== What the task asks ==
Answer with one number: how many lines hold the string "mean".

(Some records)
□ □ □ □

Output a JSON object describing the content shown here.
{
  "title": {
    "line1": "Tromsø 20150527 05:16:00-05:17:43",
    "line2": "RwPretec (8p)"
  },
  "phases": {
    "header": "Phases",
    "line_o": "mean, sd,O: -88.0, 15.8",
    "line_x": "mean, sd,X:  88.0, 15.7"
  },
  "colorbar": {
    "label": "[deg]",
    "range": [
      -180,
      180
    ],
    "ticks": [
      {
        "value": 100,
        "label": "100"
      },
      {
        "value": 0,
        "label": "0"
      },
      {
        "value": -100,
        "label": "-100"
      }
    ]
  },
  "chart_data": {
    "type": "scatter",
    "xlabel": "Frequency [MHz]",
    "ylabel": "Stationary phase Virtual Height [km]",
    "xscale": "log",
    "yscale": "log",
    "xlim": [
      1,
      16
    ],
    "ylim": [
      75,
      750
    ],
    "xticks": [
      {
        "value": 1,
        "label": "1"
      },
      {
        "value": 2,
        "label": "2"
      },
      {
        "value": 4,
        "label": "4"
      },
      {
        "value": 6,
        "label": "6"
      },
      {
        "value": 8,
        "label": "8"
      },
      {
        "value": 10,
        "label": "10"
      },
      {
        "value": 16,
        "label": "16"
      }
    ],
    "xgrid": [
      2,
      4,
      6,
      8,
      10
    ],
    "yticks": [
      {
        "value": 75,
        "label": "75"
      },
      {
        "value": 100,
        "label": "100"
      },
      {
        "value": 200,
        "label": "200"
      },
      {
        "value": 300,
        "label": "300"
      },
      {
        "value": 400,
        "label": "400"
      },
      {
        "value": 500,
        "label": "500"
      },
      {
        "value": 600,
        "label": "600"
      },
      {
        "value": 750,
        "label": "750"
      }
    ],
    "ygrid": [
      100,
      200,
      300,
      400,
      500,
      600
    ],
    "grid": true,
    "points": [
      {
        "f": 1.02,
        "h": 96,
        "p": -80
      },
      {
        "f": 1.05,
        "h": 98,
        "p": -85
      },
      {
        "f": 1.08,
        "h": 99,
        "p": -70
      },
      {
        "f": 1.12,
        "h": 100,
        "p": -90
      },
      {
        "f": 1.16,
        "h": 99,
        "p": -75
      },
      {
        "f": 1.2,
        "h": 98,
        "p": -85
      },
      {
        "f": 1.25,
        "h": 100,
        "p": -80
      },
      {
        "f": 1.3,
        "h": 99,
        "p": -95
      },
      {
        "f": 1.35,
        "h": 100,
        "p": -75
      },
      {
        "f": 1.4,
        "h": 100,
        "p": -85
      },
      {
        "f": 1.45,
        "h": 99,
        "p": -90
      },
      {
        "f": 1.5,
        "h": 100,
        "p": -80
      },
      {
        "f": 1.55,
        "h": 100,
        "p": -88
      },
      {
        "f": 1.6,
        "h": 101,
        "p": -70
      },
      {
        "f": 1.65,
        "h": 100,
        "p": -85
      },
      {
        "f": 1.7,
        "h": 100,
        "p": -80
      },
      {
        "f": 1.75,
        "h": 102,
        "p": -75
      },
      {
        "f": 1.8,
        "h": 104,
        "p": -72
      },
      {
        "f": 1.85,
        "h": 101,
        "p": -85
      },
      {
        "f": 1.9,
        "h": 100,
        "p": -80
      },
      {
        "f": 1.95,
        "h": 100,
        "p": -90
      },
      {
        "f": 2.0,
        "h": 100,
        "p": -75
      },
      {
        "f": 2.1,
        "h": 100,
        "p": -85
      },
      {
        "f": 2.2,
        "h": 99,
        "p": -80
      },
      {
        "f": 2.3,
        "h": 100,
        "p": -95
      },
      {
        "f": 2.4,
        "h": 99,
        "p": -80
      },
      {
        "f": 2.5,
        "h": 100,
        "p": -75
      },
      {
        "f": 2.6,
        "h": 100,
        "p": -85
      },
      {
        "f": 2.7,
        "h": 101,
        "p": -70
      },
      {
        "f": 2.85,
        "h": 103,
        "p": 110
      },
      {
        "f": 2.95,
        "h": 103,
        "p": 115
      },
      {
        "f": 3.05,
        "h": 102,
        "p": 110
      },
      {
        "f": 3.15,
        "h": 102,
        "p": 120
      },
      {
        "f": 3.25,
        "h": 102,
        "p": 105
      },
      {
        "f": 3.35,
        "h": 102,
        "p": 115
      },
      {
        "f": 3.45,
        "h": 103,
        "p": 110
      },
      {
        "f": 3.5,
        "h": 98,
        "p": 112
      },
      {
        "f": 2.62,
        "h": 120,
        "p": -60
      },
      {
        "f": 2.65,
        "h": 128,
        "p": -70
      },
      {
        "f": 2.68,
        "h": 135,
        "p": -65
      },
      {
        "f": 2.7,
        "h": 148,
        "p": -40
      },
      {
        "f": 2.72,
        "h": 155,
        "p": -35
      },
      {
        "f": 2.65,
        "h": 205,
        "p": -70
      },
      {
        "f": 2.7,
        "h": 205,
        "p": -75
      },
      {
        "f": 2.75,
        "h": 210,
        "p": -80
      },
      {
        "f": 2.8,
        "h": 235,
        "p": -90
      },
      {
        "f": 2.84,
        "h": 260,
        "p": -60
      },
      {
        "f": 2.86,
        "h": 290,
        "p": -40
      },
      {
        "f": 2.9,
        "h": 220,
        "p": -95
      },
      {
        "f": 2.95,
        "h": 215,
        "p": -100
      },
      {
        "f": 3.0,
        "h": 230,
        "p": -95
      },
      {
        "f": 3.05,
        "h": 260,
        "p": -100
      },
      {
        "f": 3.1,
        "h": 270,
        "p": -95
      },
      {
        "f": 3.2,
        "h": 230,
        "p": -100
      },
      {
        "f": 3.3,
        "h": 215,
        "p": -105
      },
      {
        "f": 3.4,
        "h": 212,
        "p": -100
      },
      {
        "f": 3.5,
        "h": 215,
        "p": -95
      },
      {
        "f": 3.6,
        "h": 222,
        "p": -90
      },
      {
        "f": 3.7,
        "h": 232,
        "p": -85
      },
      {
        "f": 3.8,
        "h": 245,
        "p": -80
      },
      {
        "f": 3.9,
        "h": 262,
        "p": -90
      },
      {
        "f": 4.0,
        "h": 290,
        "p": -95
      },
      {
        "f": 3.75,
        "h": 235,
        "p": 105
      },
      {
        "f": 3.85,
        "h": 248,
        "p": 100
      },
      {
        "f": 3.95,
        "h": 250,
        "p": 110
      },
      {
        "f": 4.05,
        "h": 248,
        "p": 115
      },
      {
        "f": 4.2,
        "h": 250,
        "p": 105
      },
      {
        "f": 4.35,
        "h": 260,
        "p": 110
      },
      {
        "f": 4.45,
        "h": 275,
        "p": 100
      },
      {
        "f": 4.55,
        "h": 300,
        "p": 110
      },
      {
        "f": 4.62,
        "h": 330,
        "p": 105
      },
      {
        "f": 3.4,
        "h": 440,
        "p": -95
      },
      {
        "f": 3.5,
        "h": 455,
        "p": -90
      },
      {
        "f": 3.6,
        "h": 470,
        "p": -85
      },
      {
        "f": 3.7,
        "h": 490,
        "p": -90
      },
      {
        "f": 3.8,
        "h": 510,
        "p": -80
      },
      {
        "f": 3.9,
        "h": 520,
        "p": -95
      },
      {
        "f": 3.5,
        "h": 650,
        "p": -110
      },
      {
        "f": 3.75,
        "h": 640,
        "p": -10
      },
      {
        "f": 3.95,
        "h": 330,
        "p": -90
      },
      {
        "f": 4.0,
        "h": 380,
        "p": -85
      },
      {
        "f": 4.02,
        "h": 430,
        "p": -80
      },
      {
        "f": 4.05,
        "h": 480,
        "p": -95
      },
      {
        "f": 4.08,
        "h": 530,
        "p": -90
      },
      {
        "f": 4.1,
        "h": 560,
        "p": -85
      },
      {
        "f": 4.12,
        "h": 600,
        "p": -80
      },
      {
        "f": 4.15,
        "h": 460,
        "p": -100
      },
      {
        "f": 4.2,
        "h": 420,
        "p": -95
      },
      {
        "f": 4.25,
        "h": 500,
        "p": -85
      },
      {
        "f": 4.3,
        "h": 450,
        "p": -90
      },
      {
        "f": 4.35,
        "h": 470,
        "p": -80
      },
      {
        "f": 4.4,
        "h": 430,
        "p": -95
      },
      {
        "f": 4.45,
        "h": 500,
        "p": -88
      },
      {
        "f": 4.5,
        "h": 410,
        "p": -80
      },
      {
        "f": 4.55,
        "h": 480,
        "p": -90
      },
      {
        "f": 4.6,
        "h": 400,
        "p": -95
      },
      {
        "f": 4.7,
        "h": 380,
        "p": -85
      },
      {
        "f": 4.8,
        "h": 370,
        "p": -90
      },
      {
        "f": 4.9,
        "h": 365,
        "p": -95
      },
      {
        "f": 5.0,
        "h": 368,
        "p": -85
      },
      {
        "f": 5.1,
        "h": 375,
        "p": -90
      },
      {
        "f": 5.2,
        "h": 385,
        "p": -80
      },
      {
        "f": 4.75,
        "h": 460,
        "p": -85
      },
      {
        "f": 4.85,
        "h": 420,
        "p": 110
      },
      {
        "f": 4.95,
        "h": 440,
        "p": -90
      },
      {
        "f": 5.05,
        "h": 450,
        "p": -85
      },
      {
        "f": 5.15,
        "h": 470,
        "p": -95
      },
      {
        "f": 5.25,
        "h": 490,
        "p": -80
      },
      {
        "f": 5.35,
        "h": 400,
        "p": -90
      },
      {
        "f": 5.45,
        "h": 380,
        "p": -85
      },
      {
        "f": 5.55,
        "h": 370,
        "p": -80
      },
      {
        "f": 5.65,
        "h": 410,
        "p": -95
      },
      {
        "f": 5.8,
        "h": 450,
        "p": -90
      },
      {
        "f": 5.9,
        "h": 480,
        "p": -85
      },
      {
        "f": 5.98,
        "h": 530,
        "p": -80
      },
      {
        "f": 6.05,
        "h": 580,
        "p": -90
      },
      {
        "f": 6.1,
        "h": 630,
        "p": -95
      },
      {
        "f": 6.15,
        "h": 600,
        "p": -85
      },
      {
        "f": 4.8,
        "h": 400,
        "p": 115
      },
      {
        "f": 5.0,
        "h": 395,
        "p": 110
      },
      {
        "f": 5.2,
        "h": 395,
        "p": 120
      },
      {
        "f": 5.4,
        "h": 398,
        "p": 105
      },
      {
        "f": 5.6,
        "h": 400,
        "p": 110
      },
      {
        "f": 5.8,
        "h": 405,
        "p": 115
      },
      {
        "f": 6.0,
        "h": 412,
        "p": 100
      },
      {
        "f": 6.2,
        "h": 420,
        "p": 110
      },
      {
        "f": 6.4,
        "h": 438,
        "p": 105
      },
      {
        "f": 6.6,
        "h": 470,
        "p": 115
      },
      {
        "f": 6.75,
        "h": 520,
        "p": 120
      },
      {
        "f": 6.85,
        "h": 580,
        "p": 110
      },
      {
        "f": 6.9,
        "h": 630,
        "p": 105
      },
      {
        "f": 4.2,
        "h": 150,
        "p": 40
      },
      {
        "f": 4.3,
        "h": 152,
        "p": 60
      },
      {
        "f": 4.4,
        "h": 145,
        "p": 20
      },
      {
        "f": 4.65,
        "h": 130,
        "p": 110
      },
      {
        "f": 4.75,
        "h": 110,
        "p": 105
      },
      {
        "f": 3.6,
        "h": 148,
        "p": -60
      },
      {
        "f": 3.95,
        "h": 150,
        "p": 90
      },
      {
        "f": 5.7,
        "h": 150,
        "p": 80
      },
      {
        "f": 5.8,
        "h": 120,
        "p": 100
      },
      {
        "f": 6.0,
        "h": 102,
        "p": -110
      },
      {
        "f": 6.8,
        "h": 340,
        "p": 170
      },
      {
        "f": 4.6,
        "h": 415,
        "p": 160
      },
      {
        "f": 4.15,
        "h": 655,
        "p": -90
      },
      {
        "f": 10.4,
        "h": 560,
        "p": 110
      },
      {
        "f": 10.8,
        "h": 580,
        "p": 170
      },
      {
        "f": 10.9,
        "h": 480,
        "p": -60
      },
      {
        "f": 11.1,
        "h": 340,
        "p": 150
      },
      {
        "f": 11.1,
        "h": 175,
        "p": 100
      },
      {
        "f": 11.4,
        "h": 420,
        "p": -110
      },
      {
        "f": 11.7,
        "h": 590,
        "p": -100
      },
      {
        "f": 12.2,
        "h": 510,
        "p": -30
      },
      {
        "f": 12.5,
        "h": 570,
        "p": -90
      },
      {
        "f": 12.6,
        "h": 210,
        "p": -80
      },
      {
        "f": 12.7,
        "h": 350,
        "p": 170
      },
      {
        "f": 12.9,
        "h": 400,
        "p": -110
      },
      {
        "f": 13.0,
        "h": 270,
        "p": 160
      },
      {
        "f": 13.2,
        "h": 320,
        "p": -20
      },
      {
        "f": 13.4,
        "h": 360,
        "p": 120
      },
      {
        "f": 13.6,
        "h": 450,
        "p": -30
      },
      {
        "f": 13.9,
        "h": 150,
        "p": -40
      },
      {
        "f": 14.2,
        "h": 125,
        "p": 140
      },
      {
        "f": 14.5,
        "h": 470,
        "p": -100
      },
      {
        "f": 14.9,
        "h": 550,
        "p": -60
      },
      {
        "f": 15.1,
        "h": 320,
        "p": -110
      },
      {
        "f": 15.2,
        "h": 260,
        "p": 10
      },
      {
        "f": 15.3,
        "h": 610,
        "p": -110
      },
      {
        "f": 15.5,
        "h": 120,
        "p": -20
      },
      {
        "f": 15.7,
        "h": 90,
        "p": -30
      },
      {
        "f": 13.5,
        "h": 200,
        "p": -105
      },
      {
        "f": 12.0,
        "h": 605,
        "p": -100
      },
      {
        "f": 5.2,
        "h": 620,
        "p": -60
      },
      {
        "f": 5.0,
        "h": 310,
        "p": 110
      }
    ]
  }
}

□ □ □ □

== Exercise response ==
2